Which lines in the records below contain the word "type"? Copy each of them.

>> START Records shown

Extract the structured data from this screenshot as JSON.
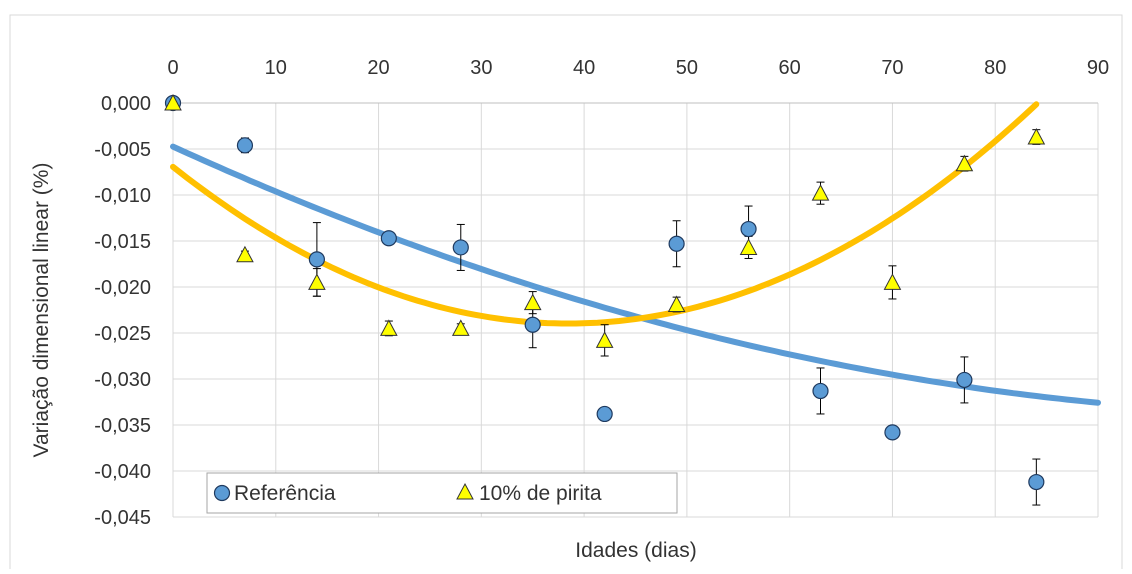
{
  "chart_data": {
    "type": "scatter",
    "xlabel": "Idades (dias)",
    "ylabel": "Variação dimensional linear (%)",
    "xlim": [
      0,
      90
    ],
    "ylim": [
      -0.045,
      0.0
    ],
    "x_ticks": [
      "0",
      "10",
      "20",
      "30",
      "40",
      "50",
      "60",
      "70",
      "80",
      "90"
    ],
    "y_ticks": [
      "0,000",
      "-0,005",
      "-0,010",
      "-0,015",
      "-0,020",
      "-0,025",
      "-0,030",
      "-0,035",
      "-0,040",
      "-0,045"
    ],
    "x_axis_position": "top",
    "grid": true,
    "legend_position": "bottom-left",
    "series": [
      {
        "name": "Referência",
        "marker": "circle",
        "color": "#5B9BD5",
        "x": [
          0,
          7,
          14,
          21,
          28,
          35,
          42,
          49,
          56,
          63,
          70,
          77,
          84
        ],
        "y": [
          0.0,
          -0.0046,
          -0.017,
          -0.0147,
          -0.0157,
          -0.0241,
          -0.0338,
          -0.0153,
          -0.0137,
          -0.0313,
          -0.0358,
          -0.0301,
          -0.0412
        ],
        "error": [
          0.0002,
          0.0008,
          0.004,
          0.0003,
          0.0025,
          0.0025,
          0.0003,
          0.0025,
          0.0025,
          0.0025,
          0.0006,
          0.0025,
          0.0025
        ]
      },
      {
        "name": "10% de pirita",
        "marker": "triangle",
        "color": "#FFFF00",
        "x": [
          0,
          7,
          14,
          21,
          28,
          35,
          42,
          49,
          56,
          63,
          70,
          77,
          84
        ],
        "y": [
          0.0,
          -0.0165,
          -0.0195,
          -0.0245,
          -0.0245,
          -0.0217,
          -0.0258,
          -0.0219,
          -0.0157,
          -0.0098,
          -0.0195,
          -0.0066,
          -0.0037
        ],
        "error": [
          0.0002,
          0.0004,
          0.0015,
          0.0008,
          0.0005,
          0.0012,
          0.0017,
          0.0008,
          0.0012,
          0.0012,
          0.0018,
          0.0008,
          0.0008
        ]
      }
    ],
    "trendlines": [
      {
        "series": "Referência",
        "type": "polynomial-2",
        "color": "#5B9BD5",
        "coefficients": [
          -0.004734,
          -0.000511,
          2.24e-06
        ]
      },
      {
        "series": "10% de pirita",
        "type": "polynomial-2",
        "color": "#FFC000",
        "coefficients": [
          -0.006943,
          -0.000885,
          1.15e-05
        ]
      }
    ]
  }
}
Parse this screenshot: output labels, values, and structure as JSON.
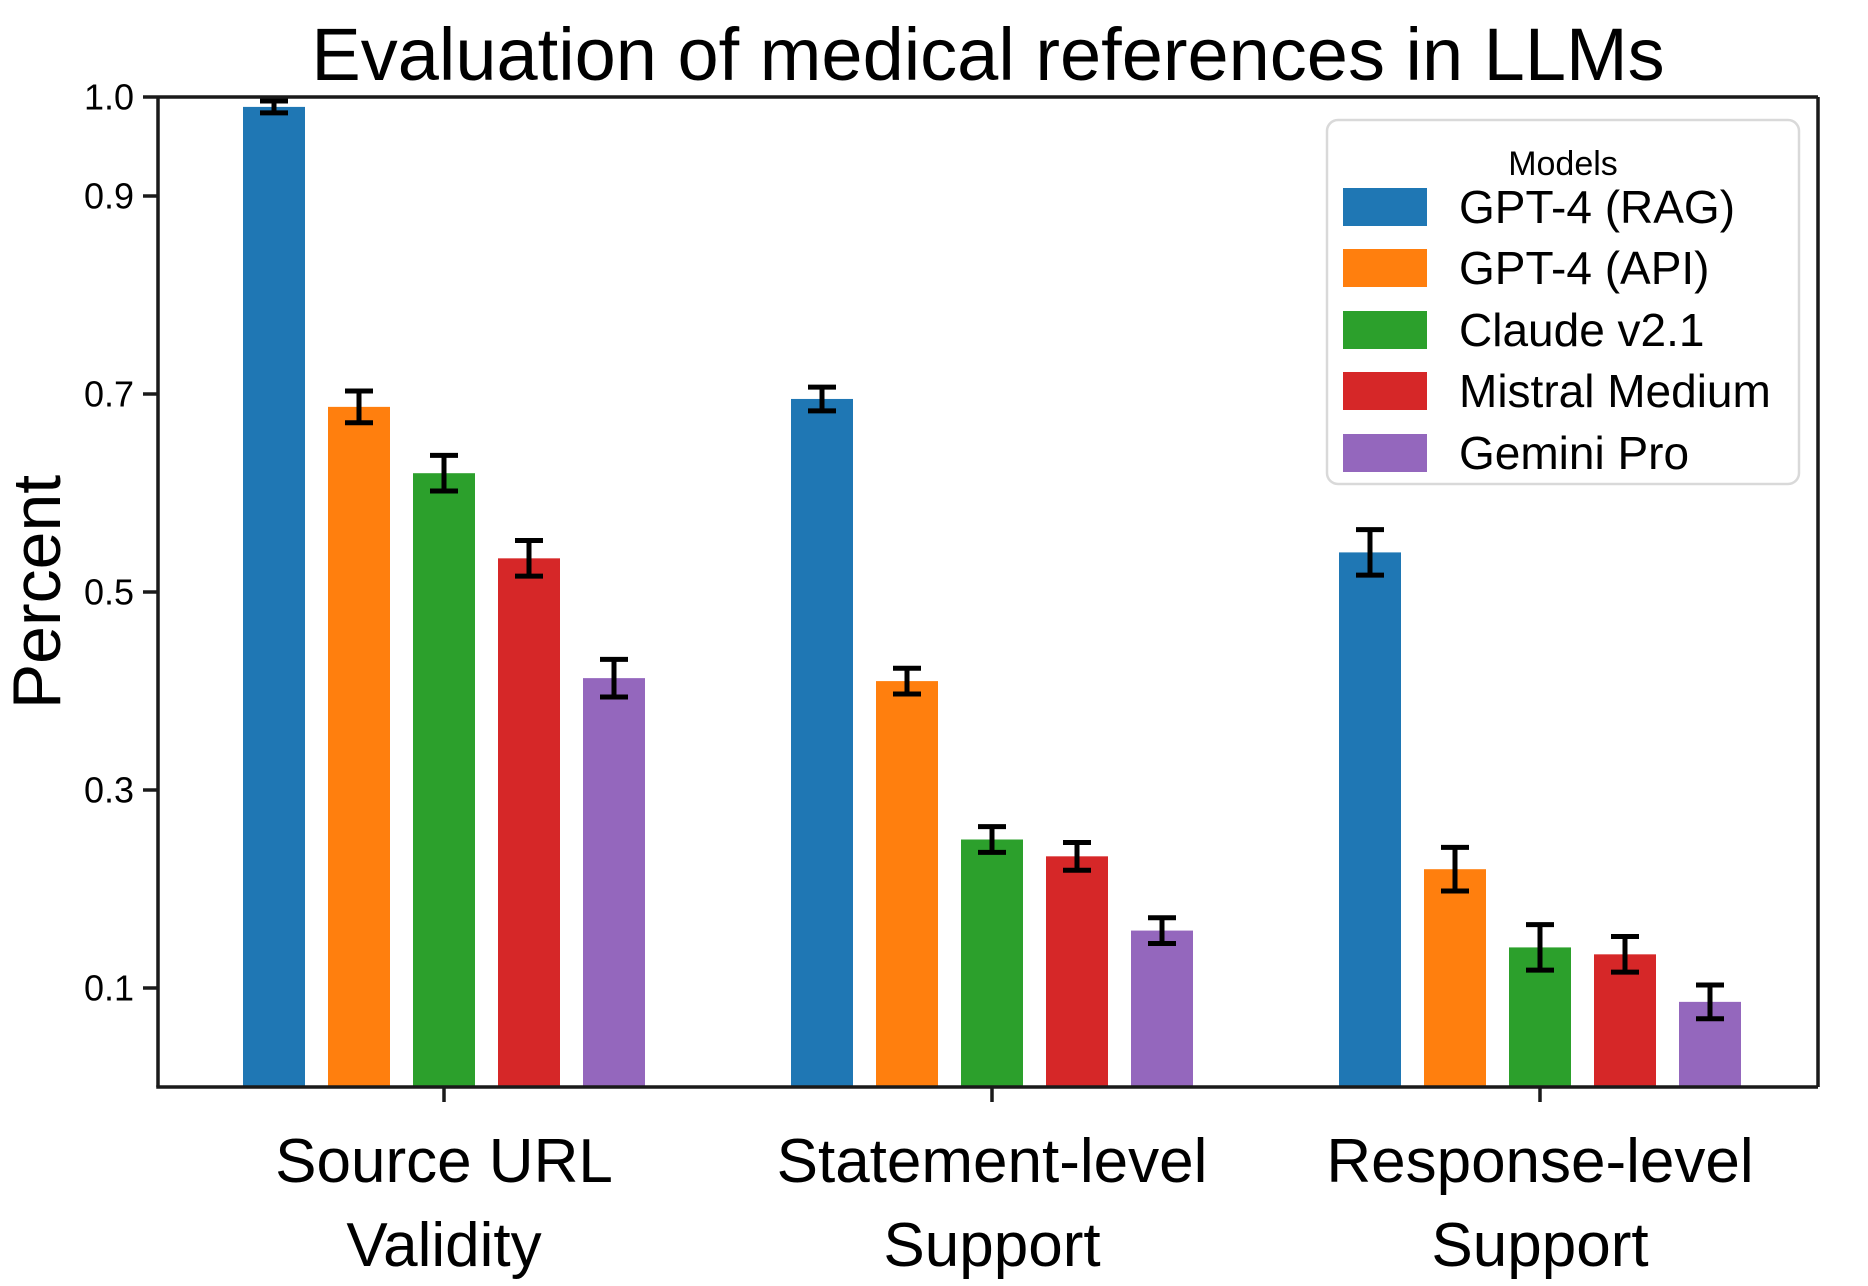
{
  "chart_data": {
    "type": "bar",
    "title": "Evaluation of medical references in LLMs",
    "xlabel": "",
    "ylabel": "Percent",
    "categories": [
      [
        "Source URL",
        "Validity"
      ],
      [
        "Statement-level",
        "Support"
      ],
      [
        "Response-level",
        "Support"
      ]
    ],
    "yticks": [
      "1.0",
      "0.9",
      "0.7",
      "0.5",
      "0.3",
      "0.1"
    ],
    "ytick_values": [
      1.0,
      0.9,
      0.7,
      0.5,
      0.3,
      0.1
    ],
    "ylim": [
      0,
      1.0
    ],
    "grid": false,
    "legend": {
      "title": "Models",
      "position": "upper right"
    },
    "series": [
      {
        "name": "GPT-4 (RAG)",
        "color": "#1f77b4",
        "values": [
          0.99,
          0.695,
          0.54
        ],
        "errors": [
          0.006,
          0.012,
          0.023
        ]
      },
      {
        "name": "GPT-4 (API)",
        "color": "#ff7f0e",
        "values": [
          0.687,
          0.41,
          0.22
        ],
        "errors": [
          0.016,
          0.013,
          0.022
        ]
      },
      {
        "name": "Claude v2.1",
        "color": "#2ca02c",
        "values": [
          0.62,
          0.25,
          0.141
        ],
        "errors": [
          0.018,
          0.013,
          0.023
        ]
      },
      {
        "name": "Mistral Medium",
        "color": "#d62728",
        "values": [
          0.534,
          0.233,
          0.134
        ],
        "errors": [
          0.018,
          0.014,
          0.018
        ]
      },
      {
        "name": "Gemini Pro",
        "color": "#9467bd",
        "values": [
          0.413,
          0.158,
          0.086
        ],
        "errors": [
          0.019,
          0.013,
          0.017
        ]
      }
    ],
    "error_bar_color": "#000000",
    "axis_color": "#1a1a1a"
  }
}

>> END Records shown

Solution for this exercise:
    "type": "scatter",
        "type": "polynomial-2",
        "type": "polynomial-2",
    "type": "bar",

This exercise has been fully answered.